§ **What you have to do**
Take all the material and copy it exactly.

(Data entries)
□ □ □ □ □
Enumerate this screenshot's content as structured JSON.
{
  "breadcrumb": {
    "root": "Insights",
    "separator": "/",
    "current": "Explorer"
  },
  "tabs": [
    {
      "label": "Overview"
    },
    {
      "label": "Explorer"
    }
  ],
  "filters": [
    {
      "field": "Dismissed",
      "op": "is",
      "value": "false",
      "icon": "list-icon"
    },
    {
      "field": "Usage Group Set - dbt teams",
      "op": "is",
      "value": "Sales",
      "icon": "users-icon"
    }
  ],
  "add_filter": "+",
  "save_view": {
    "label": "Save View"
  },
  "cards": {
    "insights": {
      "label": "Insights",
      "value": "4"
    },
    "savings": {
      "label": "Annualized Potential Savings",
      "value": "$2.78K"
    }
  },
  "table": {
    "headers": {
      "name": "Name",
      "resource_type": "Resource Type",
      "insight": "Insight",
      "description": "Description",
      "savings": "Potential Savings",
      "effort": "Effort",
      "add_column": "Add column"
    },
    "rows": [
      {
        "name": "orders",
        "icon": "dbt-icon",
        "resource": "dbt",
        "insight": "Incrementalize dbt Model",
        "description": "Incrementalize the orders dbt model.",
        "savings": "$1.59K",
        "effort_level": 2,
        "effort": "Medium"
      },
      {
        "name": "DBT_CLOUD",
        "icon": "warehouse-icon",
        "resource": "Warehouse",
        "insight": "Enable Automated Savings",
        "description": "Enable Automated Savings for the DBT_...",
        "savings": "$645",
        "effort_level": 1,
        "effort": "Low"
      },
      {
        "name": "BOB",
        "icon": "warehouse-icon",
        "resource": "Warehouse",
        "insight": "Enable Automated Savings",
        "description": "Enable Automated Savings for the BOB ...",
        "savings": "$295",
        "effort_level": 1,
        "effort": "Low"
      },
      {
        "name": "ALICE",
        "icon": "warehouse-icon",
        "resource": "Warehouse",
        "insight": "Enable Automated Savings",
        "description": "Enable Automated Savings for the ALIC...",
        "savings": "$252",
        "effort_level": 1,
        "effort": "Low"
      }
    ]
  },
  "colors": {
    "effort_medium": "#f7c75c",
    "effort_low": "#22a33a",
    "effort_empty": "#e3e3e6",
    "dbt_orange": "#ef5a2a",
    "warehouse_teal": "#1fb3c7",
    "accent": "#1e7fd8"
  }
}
□ □ □ □ □
§ **Written answer**
Enumerate this screenshot's content as structured JSON.
{
  "breadcrumb": {
    "root": "Insights",
    "separator": "/",
    "current": "Explorer"
  },
  "tabs": [
    {
      "label": "Overview"
    },
    {
      "label": "Explorer"
    }
  ],
  "filters": [
    {
      "field": "Dismissed",
      "op": "is",
      "value": "false",
      "icon": "list-icon"
    },
    {
      "field": "Usage Group Set - dbt teams",
      "op": "is",
      "value": "Sales",
      "icon": "users-icon"
    }
  ],
  "add_filter": "+",
  "save_view": {
    "label": "Save View"
  },
  "cards": {
    "insights": {
      "label": "Insights",
      "value": "4"
    },
    "savings": {
      "label": "Annualized Potential Savings",
      "value": "$2.78K"
    }
  },
  "table": {
    "headers": {
      "name": "Name",
      "resource_type": "Resource Type",
      "insight": "Insight",
      "description": "Description",
      "savings": "Potential Savings",
      "effort": "Effort",
      "add_column": "Add column"
    },
    "rows": [
      {
        "name": "orders",
        "icon": "dbt-icon",
        "resource": "dbt",
        "insight": "Incrementalize dbt Model",
        "description": "Incrementalize the orders dbt model.",
        "savings": "$1.59K",
        "effort_level": 2,
        "effort": "Medium"
      },
      {
        "name": "DBT_CLOUD",
        "icon": "warehouse-icon",
        "resource": "Warehouse",
        "insight": "Enable Automated Savings",
        "description": "Enable Automated Savings for the DBT_...",
        "savings": "$645",
        "effort_level": 1,
        "effort": "Low"
      },
      {
        "name": "BOB",
        "icon": "warehouse-icon",
        "resource": "Warehouse",
        "insight": "Enable Automated Savings",
        "description": "Enable Automated Savings for the BOB ...",
        "savings": "$295",
        "effort_level": 1,
        "effort": "Low"
      },
      {
        "name": "ALICE",
        "icon": "warehouse-icon",
        "resource": "Warehouse",
        "insight": "Enable Automated Savings",
        "description": "Enable Automated Savings for the ALIC...",
        "savings": "$252",
        "effort_level": 1,
        "effort": "Low"
      }
    ]
  },
  "colors": {
    "effort_medium": "#f7c75c",
    "effort_low": "#22a33a",
    "effort_empty": "#e3e3e6",
    "dbt_orange": "#ef5a2a",
    "warehouse_teal": "#1fb3c7",
    "accent": "#1e7fd8"
  }
}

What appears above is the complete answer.